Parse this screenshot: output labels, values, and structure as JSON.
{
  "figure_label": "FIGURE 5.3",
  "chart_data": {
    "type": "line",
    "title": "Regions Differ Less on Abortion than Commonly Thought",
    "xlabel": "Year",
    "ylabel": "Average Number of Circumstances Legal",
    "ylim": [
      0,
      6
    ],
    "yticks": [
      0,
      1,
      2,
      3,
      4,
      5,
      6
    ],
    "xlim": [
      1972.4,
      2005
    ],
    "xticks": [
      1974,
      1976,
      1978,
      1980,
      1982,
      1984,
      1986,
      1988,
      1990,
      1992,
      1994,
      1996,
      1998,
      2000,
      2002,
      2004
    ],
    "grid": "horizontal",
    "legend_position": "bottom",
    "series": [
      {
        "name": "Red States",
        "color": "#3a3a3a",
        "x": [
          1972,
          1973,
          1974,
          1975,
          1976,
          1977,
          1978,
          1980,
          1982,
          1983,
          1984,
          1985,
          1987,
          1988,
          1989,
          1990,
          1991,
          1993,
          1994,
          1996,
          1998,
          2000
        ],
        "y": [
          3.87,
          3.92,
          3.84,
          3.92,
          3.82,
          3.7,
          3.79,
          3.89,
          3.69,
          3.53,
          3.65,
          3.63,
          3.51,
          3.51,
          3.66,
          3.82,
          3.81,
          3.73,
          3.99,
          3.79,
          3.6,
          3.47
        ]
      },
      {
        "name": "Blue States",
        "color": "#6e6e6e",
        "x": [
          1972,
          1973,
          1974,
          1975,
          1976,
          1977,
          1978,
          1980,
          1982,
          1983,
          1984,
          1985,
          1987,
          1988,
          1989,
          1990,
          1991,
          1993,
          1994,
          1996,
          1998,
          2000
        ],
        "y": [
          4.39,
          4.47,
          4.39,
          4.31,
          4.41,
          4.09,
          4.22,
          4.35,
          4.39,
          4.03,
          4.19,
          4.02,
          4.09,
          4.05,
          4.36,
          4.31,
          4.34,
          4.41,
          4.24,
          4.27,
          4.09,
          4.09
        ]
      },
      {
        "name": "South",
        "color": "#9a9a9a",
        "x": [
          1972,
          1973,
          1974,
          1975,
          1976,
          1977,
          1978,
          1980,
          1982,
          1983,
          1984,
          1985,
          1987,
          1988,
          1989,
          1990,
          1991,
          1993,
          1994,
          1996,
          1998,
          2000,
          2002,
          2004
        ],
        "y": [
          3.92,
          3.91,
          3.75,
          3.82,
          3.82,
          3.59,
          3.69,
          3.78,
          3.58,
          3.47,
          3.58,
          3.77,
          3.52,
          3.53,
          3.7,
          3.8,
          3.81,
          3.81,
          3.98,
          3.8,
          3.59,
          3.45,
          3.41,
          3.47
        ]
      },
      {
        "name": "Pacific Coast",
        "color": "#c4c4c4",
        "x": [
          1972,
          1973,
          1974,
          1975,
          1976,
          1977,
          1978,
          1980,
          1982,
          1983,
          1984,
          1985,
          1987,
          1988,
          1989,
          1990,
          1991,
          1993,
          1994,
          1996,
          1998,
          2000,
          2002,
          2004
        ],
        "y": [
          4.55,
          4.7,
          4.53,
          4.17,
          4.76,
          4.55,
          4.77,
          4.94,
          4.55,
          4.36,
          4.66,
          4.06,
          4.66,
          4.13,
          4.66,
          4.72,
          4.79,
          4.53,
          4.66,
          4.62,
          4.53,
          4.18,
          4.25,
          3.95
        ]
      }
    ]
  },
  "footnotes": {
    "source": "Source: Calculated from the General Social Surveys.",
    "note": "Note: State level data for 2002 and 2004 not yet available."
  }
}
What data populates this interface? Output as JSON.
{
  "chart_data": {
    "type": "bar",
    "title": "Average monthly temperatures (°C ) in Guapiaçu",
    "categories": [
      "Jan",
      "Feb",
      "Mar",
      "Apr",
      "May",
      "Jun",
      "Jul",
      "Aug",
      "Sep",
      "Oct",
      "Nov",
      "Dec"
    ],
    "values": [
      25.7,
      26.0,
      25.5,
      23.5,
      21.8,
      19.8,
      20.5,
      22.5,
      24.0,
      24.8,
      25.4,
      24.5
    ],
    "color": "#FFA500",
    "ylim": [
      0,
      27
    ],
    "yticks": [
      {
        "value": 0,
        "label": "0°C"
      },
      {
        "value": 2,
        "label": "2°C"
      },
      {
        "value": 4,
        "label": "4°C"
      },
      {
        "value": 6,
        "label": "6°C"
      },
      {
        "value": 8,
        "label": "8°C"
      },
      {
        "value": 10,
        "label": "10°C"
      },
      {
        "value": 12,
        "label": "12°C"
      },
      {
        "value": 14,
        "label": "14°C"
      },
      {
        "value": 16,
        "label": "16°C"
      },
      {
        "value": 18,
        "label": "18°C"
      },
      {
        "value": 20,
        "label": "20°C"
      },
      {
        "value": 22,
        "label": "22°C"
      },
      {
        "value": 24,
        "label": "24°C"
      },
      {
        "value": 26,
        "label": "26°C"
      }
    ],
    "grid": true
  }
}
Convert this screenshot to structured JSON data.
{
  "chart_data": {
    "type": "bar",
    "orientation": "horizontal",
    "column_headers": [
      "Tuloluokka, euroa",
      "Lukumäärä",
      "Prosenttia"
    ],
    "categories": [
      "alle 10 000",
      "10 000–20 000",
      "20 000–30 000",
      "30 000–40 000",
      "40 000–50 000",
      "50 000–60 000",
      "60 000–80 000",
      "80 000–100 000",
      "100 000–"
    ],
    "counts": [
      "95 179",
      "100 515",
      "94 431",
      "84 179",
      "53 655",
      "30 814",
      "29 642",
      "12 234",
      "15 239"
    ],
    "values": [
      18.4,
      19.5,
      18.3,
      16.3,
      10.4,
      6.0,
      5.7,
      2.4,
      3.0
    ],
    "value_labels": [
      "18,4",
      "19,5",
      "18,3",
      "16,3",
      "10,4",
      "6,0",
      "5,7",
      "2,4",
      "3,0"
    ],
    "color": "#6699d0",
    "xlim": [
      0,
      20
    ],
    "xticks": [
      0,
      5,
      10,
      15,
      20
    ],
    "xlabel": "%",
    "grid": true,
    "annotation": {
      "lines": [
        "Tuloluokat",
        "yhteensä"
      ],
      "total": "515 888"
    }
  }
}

- YOUR INSTRUCTIONS -
Transcribe every entry exactly, omitting nothing.

- WRITTEN RESPONSE -
Parse this screenshot: output labels, values, and structure as JSON.
{
  "figure_label": "FIGURE 5.3",
  "chart_data": {
    "type": "line",
    "title": "Regions Differ Less on Abortion than Commonly Thought",
    "xlabel": "Year",
    "ylabel": "Average Number of Circumstances Legal",
    "ylim": [
      0,
      6
    ],
    "yticks": [
      0,
      1,
      2,
      3,
      4,
      5,
      6
    ],
    "xlim": [
      1972.4,
      2005
    ],
    "xticks": [
      1974,
      1976,
      1978,
      1980,
      1982,
      1984,
      1986,
      1988,
      1990,
      1992,
      1994,
      1996,
      1998,
      2000,
      2002,
      2004
    ],
    "grid": "horizontal",
    "legend_position": "bottom",
    "series": [
      {
        "name": "Red States",
        "color": "#3a3a3a",
        "x": [
          1972,
          1973,
          1974,
          1975,
          1976,
          1977,
          1978,
          1980,
          1982,
          1983,
          1984,
          1985,
          1987,
          1988,
          1989,
          1990,
          1991,
          1993,
          1994,
          1996,
          1998,
          2000
        ],
        "y": [
          3.87,
          3.92,
          3.84,
          3.92,
          3.82,
          3.7,
          3.79,
          3.89,
          3.69,
          3.53,
          3.65,
          3.63,
          3.51,
          3.51,
          3.66,
          3.82,
          3.81,
          3.73,
          3.99,
          3.79,
          3.6,
          3.47
        ]
      },
      {
        "name": "Blue States",
        "color": "#6e6e6e",
        "x": [
          1972,
          1973,
          1974,
          1975,
          1976,
          1977,
          1978,
          1980,
          1982,
          1983,
          1984,
          1985,
          1987,
          1988,
          1989,
          1990,
          1991,
          1993,
          1994,
          1996,
          1998,
          2000
        ],
        "y": [
          4.39,
          4.47,
          4.39,
          4.31,
          4.41,
          4.09,
          4.22,
          4.35,
          4.39,
          4.03,
          4.19,
          4.02,
          4.09,
          4.05,
          4.36,
          4.31,
          4.34,
          4.41,
          4.24,
          4.27,
          4.09,
          4.09
        ]
      },
      {
        "name": "South",
        "color": "#9a9a9a",
        "x": [
          1972,
          1973,
          1974,
          1975,
          1976,
          1977,
          1978,
          1980,
          1982,
          1983,
          1984,
          1985,
          1987,
          1988,
          1989,
          1990,
          1991,
          1993,
          1994,
          1996,
          1998,
          2000,
          2002,
          2004
        ],
        "y": [
          3.92,
          3.91,
          3.75,
          3.82,
          3.82,
          3.59,
          3.69,
          3.78,
          3.58,
          3.47,
          3.58,
          3.77,
          3.52,
          3.53,
          3.7,
          3.8,
          3.81,
          3.81,
          3.98,
          3.8,
          3.59,
          3.45,
          3.41,
          3.47
        ]
      },
      {
        "name": "Pacific Coast",
        "color": "#c4c4c4",
        "x": [
          1972,
          1973,
          1974,
          1975,
          1976,
          1977,
          1978,
          1980,
          1982,
          1983,
          1984,
          1985,
          1987,
          1988,
          1989,
          1990,
          1991,
          1993,
          1994,
          1996,
          1998,
          2000,
          2002,
          2004
        ],
        "y": [
          4.55,
          4.7,
          4.53,
          4.17,
          4.76,
          4.55,
          4.77,
          4.94,
          4.55,
          4.36,
          4.66,
          4.06,
          4.66,
          4.13,
          4.66,
          4.72,
          4.79,
          4.53,
          4.66,
          4.62,
          4.53,
          4.18,
          4.25,
          3.95
        ]
      }
    ]
  },
  "footnotes": {
    "source": "Source: Calculated from the General Social Surveys.",
    "note": "Note: State level data for 2002 and 2004 not yet available."
  }
}
What data populates this interface? Output as JSON.
{
  "chart_data": {
    "type": "bar",
    "title": "Average monthly temperatures (°C ) in Guapiaçu",
    "categories": [
      "Jan",
      "Feb",
      "Mar",
      "Apr",
      "May",
      "Jun",
      "Jul",
      "Aug",
      "Sep",
      "Oct",
      "Nov",
      "Dec"
    ],
    "values": [
      25.7,
      26.0,
      25.5,
      23.5,
      21.8,
      19.8,
      20.5,
      22.5,
      24.0,
      24.8,
      25.4,
      24.5
    ],
    "color": "#FFA500",
    "ylim": [
      0,
      27
    ],
    "yticks": [
      {
        "value": 0,
        "label": "0°C"
      },
      {
        "value": 2,
        "label": "2°C"
      },
      {
        "value": 4,
        "label": "4°C"
      },
      {
        "value": 6,
        "label": "6°C"
      },
      {
        "value": 8,
        "label": "8°C"
      },
      {
        "value": 10,
        "label": "10°C"
      },
      {
        "value": 12,
        "label": "12°C"
      },
      {
        "value": 14,
        "label": "14°C"
      },
      {
        "value": 16,
        "label": "16°C"
      },
      {
        "value": 18,
        "label": "18°C"
      },
      {
        "value": 20,
        "label": "20°C"
      },
      {
        "value": 22,
        "label": "22°C"
      },
      {
        "value": 24,
        "label": "24°C"
      },
      {
        "value": 26,
        "label": "26°C"
      }
    ],
    "grid": true
  }
}
Convert this screenshot to structured JSON data.
{
  "chart_data": {
    "type": "bar",
    "orientation": "horizontal",
    "column_headers": [
      "Tuloluokka, euroa",
      "Lukumäärä",
      "Prosenttia"
    ],
    "categories": [
      "alle 10 000",
      "10 000–20 000",
      "20 000–30 000",
      "30 000–40 000",
      "40 000–50 000",
      "50 000–60 000",
      "60 000–80 000",
      "80 000–100 000",
      "100 000–"
    ],
    "counts": [
      "95 179",
      "100 515",
      "94 431",
      "84 179",
      "53 655",
      "30 814",
      "29 642",
      "12 234",
      "15 239"
    ],
    "values": [
      18.4,
      19.5,
      18.3,
      16.3,
      10.4,
      6.0,
      5.7,
      2.4,
      3.0
    ],
    "value_labels": [
      "18,4",
      "19,5",
      "18,3",
      "16,3",
      "10,4",
      "6,0",
      "5,7",
      "2,4",
      "3,0"
    ],
    "color": "#6699d0",
    "xlim": [
      0,
      20
    ],
    "xticks": [
      0,
      5,
      10,
      15,
      20
    ],
    "xlabel": "%",
    "grid": true,
    "annotation": {
      "lines": [
        "Tuloluokat",
        "yhteensä"
      ],
      "total": "515 888"
    }
  }
}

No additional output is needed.